- [Problem requirements]:
Identify and pull out each line of the entries in which "Personen" occurs.

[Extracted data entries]
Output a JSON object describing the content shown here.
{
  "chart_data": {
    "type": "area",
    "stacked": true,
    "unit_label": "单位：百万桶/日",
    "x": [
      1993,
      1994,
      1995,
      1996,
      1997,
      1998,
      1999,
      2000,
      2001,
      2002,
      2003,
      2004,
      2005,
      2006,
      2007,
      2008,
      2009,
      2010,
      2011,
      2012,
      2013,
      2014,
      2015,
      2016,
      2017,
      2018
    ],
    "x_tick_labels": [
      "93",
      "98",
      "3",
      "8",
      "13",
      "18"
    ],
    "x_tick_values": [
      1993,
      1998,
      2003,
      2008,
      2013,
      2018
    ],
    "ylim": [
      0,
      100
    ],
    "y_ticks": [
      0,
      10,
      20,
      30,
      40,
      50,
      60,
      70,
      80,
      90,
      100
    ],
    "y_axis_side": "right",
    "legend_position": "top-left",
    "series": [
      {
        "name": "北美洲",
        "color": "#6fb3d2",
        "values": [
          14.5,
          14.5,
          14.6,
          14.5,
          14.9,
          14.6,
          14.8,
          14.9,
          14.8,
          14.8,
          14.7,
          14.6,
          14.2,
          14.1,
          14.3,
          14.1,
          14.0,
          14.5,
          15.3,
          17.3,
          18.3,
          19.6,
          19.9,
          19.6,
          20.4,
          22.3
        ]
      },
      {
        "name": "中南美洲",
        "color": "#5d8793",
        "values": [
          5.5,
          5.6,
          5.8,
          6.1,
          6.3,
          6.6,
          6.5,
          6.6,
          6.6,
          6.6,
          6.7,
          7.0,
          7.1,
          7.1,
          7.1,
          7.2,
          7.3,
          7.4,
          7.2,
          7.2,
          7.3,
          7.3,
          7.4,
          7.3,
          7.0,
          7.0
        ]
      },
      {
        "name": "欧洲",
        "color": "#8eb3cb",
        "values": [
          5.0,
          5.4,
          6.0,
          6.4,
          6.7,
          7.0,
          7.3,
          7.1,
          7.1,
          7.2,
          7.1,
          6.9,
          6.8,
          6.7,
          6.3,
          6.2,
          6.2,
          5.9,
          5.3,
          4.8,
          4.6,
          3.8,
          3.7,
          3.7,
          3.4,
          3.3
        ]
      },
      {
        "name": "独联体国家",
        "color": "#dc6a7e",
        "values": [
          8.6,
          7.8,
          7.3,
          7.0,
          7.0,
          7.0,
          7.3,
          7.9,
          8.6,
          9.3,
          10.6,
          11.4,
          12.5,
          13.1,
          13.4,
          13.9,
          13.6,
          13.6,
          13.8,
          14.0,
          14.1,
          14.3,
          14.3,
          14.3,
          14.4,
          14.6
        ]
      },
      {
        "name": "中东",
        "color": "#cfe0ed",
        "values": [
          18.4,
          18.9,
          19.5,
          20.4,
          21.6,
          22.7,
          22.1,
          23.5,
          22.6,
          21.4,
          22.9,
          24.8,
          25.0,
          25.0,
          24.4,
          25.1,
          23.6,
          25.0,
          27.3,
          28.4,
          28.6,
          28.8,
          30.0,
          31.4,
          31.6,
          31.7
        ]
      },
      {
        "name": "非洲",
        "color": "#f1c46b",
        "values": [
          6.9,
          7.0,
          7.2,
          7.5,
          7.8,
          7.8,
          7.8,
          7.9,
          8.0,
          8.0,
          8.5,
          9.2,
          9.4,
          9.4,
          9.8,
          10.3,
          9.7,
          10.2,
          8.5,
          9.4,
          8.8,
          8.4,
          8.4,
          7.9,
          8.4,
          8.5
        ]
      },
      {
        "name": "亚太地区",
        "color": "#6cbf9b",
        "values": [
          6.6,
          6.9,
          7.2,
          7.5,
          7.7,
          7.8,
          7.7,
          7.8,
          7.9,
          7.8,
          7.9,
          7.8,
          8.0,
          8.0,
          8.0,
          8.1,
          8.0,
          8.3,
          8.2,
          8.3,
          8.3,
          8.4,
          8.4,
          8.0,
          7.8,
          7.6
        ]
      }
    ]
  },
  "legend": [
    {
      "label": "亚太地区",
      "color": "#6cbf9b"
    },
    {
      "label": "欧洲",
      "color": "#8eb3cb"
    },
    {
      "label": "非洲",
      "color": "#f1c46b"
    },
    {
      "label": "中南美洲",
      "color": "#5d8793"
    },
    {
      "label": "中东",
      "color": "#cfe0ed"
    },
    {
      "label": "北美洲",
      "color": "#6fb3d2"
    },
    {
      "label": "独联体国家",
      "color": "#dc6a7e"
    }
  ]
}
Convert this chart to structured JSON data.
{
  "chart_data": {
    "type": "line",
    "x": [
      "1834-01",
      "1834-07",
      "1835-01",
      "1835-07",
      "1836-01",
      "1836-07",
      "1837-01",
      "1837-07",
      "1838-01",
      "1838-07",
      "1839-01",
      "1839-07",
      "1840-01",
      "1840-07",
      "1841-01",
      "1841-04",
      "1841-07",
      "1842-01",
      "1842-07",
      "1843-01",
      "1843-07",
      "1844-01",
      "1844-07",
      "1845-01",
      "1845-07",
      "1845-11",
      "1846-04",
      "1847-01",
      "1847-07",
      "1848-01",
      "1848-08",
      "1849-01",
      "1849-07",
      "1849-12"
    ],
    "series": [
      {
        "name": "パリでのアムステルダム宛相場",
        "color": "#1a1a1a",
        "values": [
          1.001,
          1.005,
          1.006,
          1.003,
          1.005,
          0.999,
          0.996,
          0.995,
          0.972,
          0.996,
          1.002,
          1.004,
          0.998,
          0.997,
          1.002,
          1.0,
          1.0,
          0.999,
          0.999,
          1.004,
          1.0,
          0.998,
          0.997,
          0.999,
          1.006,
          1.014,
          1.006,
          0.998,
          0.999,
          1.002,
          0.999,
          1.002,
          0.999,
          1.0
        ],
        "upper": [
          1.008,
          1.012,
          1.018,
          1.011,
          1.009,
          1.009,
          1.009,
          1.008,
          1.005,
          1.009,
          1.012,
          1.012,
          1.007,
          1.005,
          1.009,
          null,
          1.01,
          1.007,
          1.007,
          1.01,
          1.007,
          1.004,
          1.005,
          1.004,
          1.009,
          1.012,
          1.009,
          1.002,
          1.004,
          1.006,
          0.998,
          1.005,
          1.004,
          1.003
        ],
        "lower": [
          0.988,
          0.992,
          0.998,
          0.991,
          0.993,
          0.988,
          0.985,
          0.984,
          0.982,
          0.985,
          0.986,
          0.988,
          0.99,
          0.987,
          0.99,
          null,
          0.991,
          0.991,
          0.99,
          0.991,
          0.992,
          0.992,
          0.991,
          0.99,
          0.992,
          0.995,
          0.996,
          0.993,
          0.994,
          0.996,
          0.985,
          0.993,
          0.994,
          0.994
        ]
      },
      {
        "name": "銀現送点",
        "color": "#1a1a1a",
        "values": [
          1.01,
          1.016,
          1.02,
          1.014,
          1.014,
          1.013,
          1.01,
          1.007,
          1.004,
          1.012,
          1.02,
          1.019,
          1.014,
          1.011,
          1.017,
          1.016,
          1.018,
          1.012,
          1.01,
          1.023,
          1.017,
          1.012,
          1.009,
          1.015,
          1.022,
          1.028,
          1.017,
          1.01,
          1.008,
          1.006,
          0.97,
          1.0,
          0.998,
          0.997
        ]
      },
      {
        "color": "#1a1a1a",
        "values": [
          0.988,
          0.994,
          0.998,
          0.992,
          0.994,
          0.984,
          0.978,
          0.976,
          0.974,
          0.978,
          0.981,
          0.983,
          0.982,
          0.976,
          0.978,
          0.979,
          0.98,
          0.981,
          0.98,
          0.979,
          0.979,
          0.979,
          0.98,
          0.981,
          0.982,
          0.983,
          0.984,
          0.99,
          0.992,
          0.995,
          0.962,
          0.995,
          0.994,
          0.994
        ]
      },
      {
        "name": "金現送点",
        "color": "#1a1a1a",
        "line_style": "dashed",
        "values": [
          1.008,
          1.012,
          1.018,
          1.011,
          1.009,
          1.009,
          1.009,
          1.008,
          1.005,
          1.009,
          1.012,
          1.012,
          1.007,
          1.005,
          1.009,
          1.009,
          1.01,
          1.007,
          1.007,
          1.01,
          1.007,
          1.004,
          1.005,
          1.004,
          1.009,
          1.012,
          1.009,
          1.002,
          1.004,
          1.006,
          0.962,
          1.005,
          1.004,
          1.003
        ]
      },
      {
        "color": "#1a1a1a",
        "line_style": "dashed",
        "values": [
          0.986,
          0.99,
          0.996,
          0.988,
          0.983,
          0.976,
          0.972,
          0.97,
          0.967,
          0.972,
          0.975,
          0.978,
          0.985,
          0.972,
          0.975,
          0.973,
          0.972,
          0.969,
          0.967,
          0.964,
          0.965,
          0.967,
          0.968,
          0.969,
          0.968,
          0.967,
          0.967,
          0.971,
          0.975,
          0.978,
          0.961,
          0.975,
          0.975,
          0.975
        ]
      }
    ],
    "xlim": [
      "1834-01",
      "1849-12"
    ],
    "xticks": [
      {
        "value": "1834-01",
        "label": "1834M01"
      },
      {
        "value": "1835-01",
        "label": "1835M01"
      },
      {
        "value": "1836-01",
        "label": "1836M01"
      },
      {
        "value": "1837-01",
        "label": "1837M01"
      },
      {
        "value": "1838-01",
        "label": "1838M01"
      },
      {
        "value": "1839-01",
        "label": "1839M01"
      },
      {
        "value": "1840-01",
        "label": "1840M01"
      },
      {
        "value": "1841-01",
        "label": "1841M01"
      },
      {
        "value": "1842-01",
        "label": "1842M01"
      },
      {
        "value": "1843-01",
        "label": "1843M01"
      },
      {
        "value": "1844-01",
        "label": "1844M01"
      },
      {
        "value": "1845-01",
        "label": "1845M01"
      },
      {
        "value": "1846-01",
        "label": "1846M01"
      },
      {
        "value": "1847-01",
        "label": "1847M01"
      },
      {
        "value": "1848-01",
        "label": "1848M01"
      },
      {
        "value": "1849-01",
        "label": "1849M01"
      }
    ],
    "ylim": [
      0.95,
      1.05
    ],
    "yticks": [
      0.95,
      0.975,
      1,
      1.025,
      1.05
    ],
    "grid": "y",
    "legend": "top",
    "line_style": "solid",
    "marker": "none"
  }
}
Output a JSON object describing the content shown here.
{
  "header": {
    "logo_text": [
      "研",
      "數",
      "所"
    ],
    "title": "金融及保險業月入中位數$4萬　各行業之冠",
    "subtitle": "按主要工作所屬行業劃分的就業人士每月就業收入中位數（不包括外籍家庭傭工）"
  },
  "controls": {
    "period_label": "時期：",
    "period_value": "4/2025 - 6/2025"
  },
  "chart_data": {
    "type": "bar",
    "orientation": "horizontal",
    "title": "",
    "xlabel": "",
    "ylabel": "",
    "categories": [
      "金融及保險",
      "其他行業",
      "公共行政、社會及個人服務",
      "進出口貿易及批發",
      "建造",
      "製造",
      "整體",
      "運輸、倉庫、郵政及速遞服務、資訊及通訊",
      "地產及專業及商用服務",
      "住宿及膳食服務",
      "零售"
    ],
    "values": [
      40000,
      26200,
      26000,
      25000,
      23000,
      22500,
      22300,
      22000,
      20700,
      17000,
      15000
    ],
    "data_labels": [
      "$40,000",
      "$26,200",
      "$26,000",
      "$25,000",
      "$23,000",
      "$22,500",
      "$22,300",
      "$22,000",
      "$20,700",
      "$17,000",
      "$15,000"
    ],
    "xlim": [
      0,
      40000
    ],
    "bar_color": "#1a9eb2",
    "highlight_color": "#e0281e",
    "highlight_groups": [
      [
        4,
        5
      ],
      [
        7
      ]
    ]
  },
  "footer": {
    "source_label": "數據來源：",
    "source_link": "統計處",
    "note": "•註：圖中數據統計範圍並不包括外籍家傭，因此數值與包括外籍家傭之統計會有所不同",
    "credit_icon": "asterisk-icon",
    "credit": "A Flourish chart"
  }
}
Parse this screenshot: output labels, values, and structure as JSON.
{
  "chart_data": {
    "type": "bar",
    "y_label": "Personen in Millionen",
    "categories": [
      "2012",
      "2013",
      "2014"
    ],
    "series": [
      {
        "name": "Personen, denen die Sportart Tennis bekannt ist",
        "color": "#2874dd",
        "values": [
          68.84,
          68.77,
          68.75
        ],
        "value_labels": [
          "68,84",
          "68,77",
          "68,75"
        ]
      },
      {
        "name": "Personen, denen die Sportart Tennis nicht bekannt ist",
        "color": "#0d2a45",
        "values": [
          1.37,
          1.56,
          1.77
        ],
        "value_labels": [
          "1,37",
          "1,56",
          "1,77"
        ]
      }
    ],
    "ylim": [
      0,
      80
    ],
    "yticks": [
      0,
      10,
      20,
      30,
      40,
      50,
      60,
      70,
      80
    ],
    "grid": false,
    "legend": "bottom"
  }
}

- [Response for this exercise]:
    "y_label": "Personen in Millionen",
        "name": "Personen, denen die Sportart Tennis bekannt ist",
        "name": "Personen, denen die Sportart Tennis nicht bekannt ist",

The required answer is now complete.